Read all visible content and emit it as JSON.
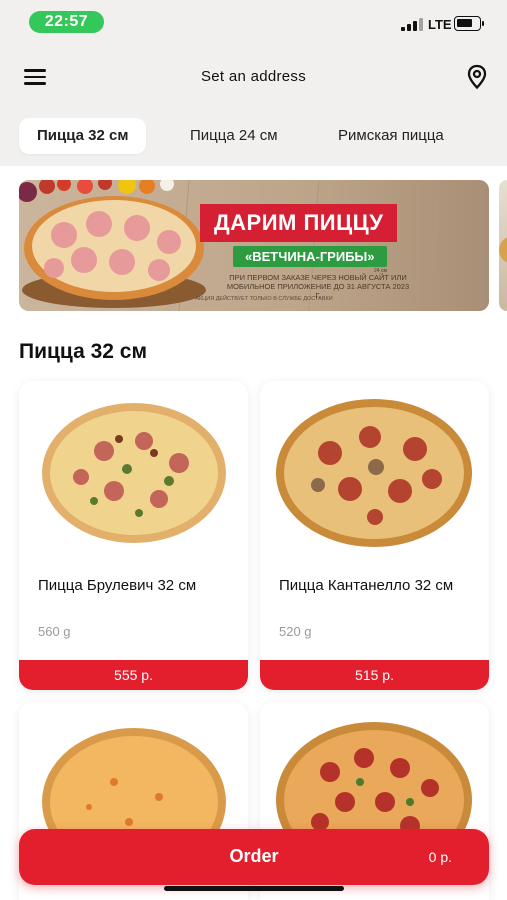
{
  "status_bar": {
    "time": "22:57",
    "network": "LTE",
    "battery_level": 0.75
  },
  "header": {
    "address": "Set an address",
    "menu_icon": "hamburger-menu-icon",
    "location_icon": "location-pin-icon"
  },
  "tabs": [
    {
      "label": "Пицца 32 см",
      "active": true
    },
    {
      "label": "Пицца 24 см",
      "active": false
    },
    {
      "label": "Римская пицца",
      "active": false
    }
  ],
  "banner": {
    "title": "ДАРИМ ПИЦЦУ",
    "subtitle": "«ВЕТЧИНА-ГРИБЫ»",
    "size_note": "24 см",
    "note": "ПРИ ПЕРВОМ ЗАКАЗЕ ЧЕРЕЗ НОВЫЙ САЙТ ИЛИ МОБИЛЬНОЕ ПРИЛОЖЕНИЕ ДО 31 АВГУСТА 2023 Г.",
    "fine_print": "АКЦИЯ ДЕЙСТВУЕТ ТОЛЬКО В СЛУЖБЕ ДОСТАВКИ",
    "colors": {
      "title_bg": "#d52033",
      "subtitle_bg": "#2d9b3f"
    }
  },
  "section": {
    "title": "Пицца 32 см"
  },
  "products": [
    {
      "name": "Пицца Брулевич 32 см",
      "weight": "560 g",
      "price": "555 р."
    },
    {
      "name": "Пицца Кантанелло 32 см",
      "weight": "520 g",
      "price": "515 р."
    },
    {
      "name": "",
      "weight": "",
      "price": ""
    },
    {
      "name": "",
      "weight": "",
      "price": ""
    }
  ],
  "order": {
    "label": "Order",
    "total": "0 р."
  },
  "colors": {
    "accent": "#e31e2d",
    "background": "#f1f0ee",
    "time_pill": "#34c759"
  }
}
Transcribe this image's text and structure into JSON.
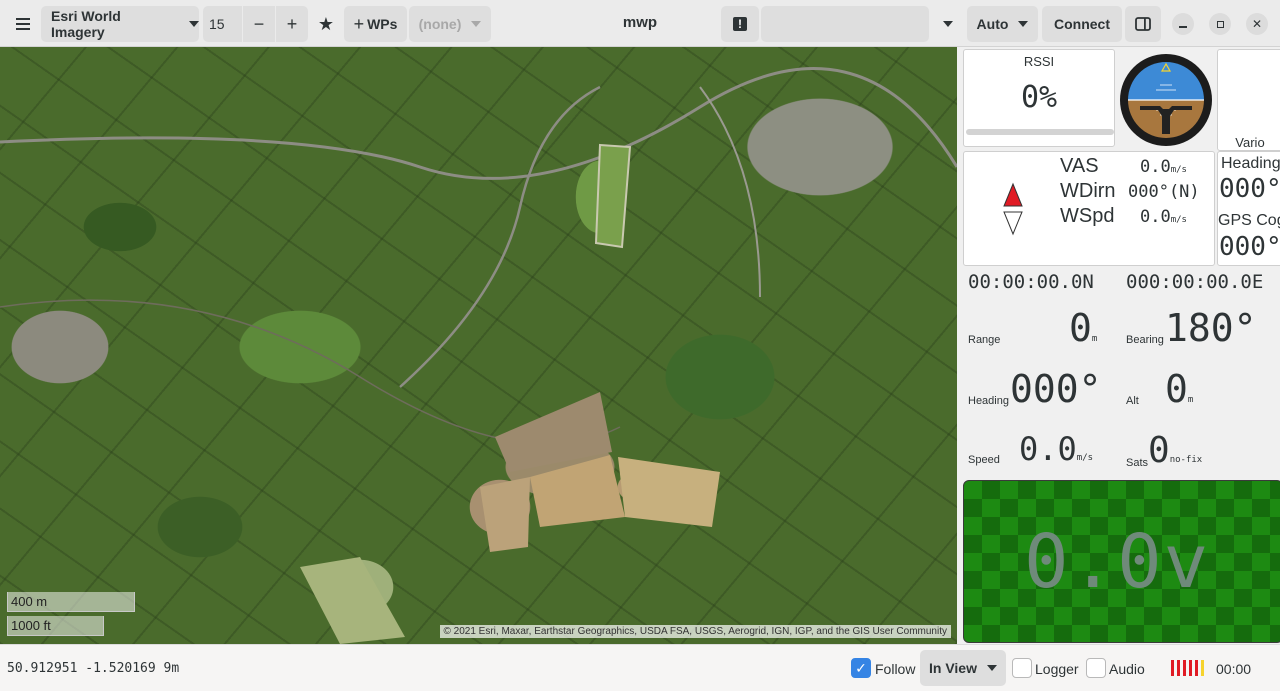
{
  "header": {
    "menu_icon": "hamburger-icon",
    "map_source": "Esri World Imagery",
    "zoom_value": "15",
    "zoom_out": "−",
    "zoom_in": "+",
    "wps_label": "WPs",
    "mission_select": "(none)",
    "title": "mwp",
    "warn_label": "!",
    "device_value": "",
    "mode_select": "Auto",
    "connect_label": "Connect"
  },
  "map": {
    "scale_m": "400 m",
    "scale_ft": "1000 ft",
    "attribution": "© 2021 Esri, Maxar, Earthstar Geographics, USDA FSA, USGS, Aerogrid, IGN, IGP, and the GIS User Community"
  },
  "rssi": {
    "label": "RSSI",
    "value": "0%",
    "level": 0
  },
  "vario": {
    "label": "Vario"
  },
  "wind": {
    "vas_label": "VAS",
    "vas_value": "0.0",
    "vas_unit": "m/s",
    "wdirn_label": "WDirn",
    "wdirn_value": "000°(N)",
    "wspd_label": "WSpd",
    "wspd_value": "0.0",
    "wspd_unit": "m/s"
  },
  "heading_panel": {
    "heading_label": "Heading",
    "heading_value": "000°",
    "gpscog_label": "GPS Cog",
    "gpscog_value": "000°"
  },
  "nav": {
    "lat": "00:00:00.0N",
    "lon": "000:00:00.0E",
    "range_label": "Range",
    "range_value": "0",
    "range_unit": "m",
    "bearing_label": "Bearing",
    "bearing_value": "180°",
    "heading_label": "Heading",
    "heading_value": "000°",
    "alt_label": "Alt",
    "alt_value": "0",
    "alt_unit": "m",
    "speed_label": "Speed",
    "speed_value": "0.0",
    "speed_unit": "m/s",
    "sats_label": "Sats",
    "sats_value": "0",
    "sats_unit": "no-fix"
  },
  "battery": {
    "value": "0.0v"
  },
  "status": {
    "coords": "50.912951 -1.520169 9m",
    "follow_label": "Follow",
    "view_select": "In View",
    "logger_label": "Logger",
    "audio_label": "Audio",
    "time": "00:00"
  },
  "colors": {
    "accent": "#3584e4",
    "battery_green": "#1d8a12",
    "signal_red": "#e01b24"
  }
}
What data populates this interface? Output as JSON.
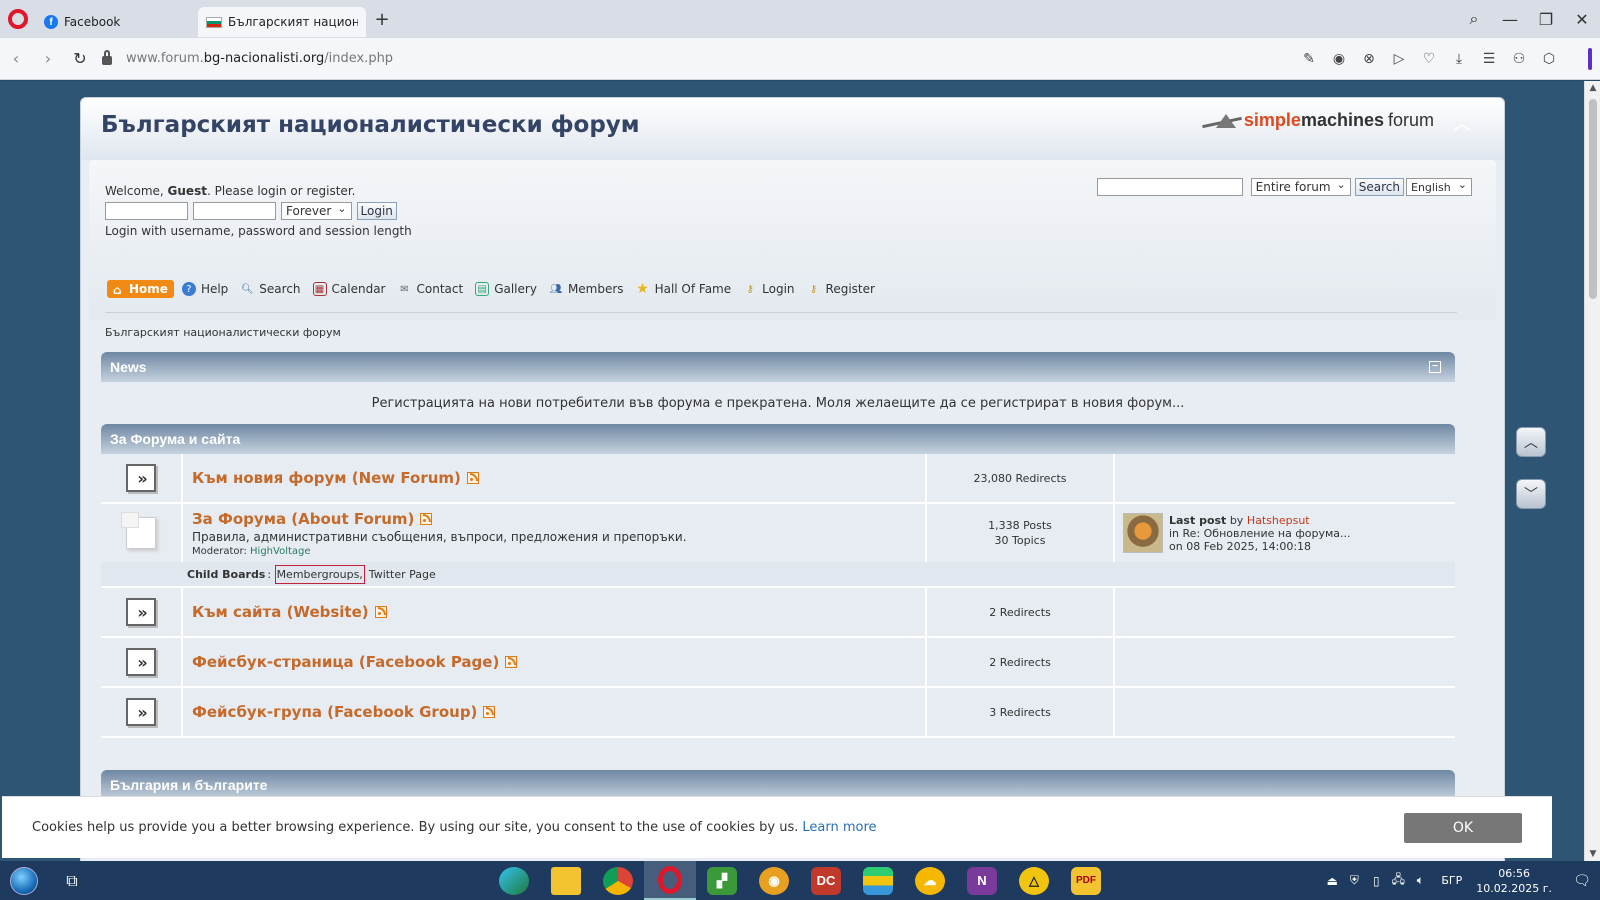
{
  "browser": {
    "tabs": [
      {
        "title": "Facebook",
        "active": false
      },
      {
        "title": "Българският националис",
        "active": true
      }
    ],
    "new_tab": "+",
    "url_prefix": "www.forum.",
    "url_host": "bg-nacionalisti.org",
    "url_path": "/index.php",
    "window_controls": {
      "search": "⌕",
      "minimize": "—",
      "restore": "❐",
      "close": "✕"
    }
  },
  "forum": {
    "title": "Българският националистически форум",
    "logo": {
      "part1": "simple",
      "part2": "machines",
      "part3": "forum"
    },
    "welcome_prefix": "Welcome, ",
    "welcome_user": "Guest",
    "welcome_suffix": ". Please login or register.",
    "login_length": "Forever",
    "login_button": "Login",
    "login_hint": "Login with username, password and session length",
    "search_scope": "Entire forum",
    "search_button": "Search",
    "language": "English",
    "menu": [
      {
        "label": "Home",
        "icon": "home-icon"
      },
      {
        "label": "Help",
        "icon": "help-icon"
      },
      {
        "label": "Search",
        "icon": "search-icon"
      },
      {
        "label": "Calendar",
        "icon": "calendar-icon"
      },
      {
        "label": "Contact",
        "icon": "contact-icon"
      },
      {
        "label": "Gallery",
        "icon": "gallery-icon"
      },
      {
        "label": "Members",
        "icon": "members-icon"
      },
      {
        "label": "Hall Of Fame",
        "icon": "star-icon"
      },
      {
        "label": "Login",
        "icon": "key-icon"
      },
      {
        "label": "Register",
        "icon": "register-icon"
      }
    ],
    "breadcrumb": "Българският националистически форум",
    "news_title": "News",
    "news_text": "Регистрацията на нови потребители във форума е прекратена. Моля желаещите да се регистрират в новия форум...",
    "category1": "За Форума и сайта",
    "boards": [
      {
        "name": "Към новия форум (New Forum)",
        "stats1": "23,080 Redirects",
        "stats2": ""
      },
      {
        "name": "За Форума (About Forum)",
        "desc": "Правила, административни съобщения, въпроси, предложения и препоръки.",
        "moderator_label": "Moderator:",
        "moderator": "HighVoltage",
        "stats1": "1,338 Posts",
        "stats2": "30 Topics",
        "last_post_label": "Last post",
        "last_post_by": "by",
        "last_post_user": "Hatshepsut",
        "last_post_in": "in Re: Обновление на форума...",
        "last_post_on": "on 08 Feb 2025, 14:00:18",
        "child_label": "Child Boards",
        "children": [
          "Membergroups,",
          "Twitter Page"
        ]
      },
      {
        "name": "Към сайта (Website)",
        "stats1": "2 Redirects",
        "stats2": ""
      },
      {
        "name": "Фейсбук-страница (Facebook Page)",
        "stats1": "2 Redirects",
        "stats2": ""
      },
      {
        "name": "Фейсбук-група (Facebook Group)",
        "stats1": "3 Redirects",
        "stats2": ""
      }
    ],
    "category2": "България и българите"
  },
  "cookie": {
    "text": "Cookies help us provide you a better browsing experience. By using our site, you consent to the use of cookies by us.",
    "learn_more": "Learn more",
    "ok": "OK"
  },
  "taskbar": {
    "lang": "БГР",
    "time": "06:56",
    "date": "10.02.2025 г."
  }
}
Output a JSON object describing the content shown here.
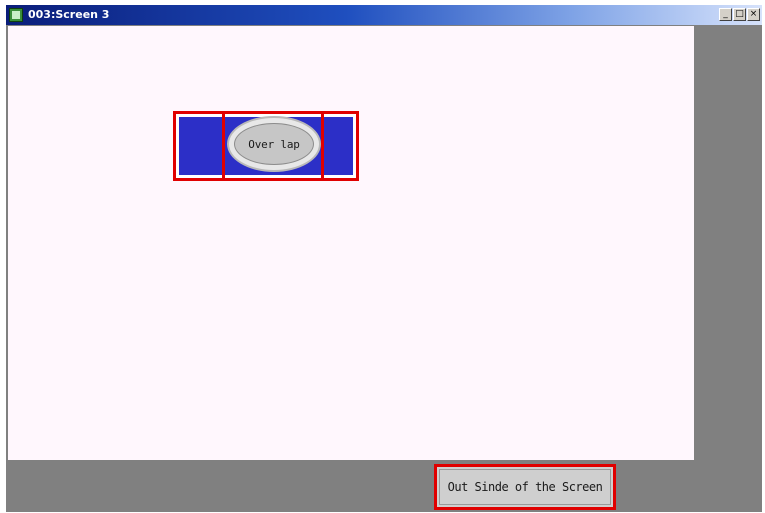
{
  "window": {
    "title": "003:Screen 3",
    "buttons": {
      "minimize": "_",
      "maximize": "□",
      "close": "×"
    }
  },
  "screen": {
    "overlap_label": "Over lap",
    "outside_label": "Out Sinde of the Screen"
  },
  "colors": {
    "title_bar": "#0a1d7a",
    "screen_bg": "#fff7fd",
    "outside_bg": "#808080",
    "highlight_border": "#e00000",
    "blue_panel": "#2c2fc7",
    "button_gray": "#c6c6c6"
  },
  "icons": {
    "app_icon": "screen-app-icon"
  }
}
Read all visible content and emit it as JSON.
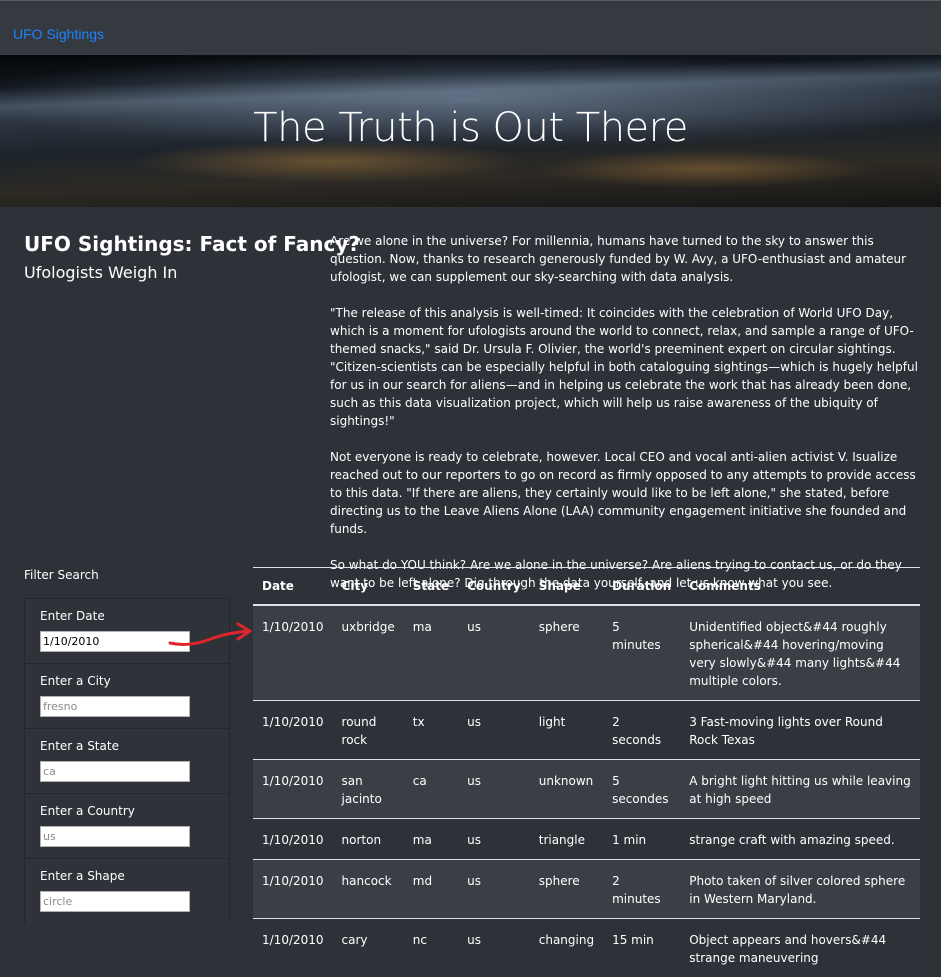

## Short problem:
Using the listing above, show every line that includes the string "Facebook".

## Full answer:
        "title": "Facebook",
        "name": "Фейсбук-страница (Facebook Page)",
        "name": "Фейсбук-група (Facebook Group)",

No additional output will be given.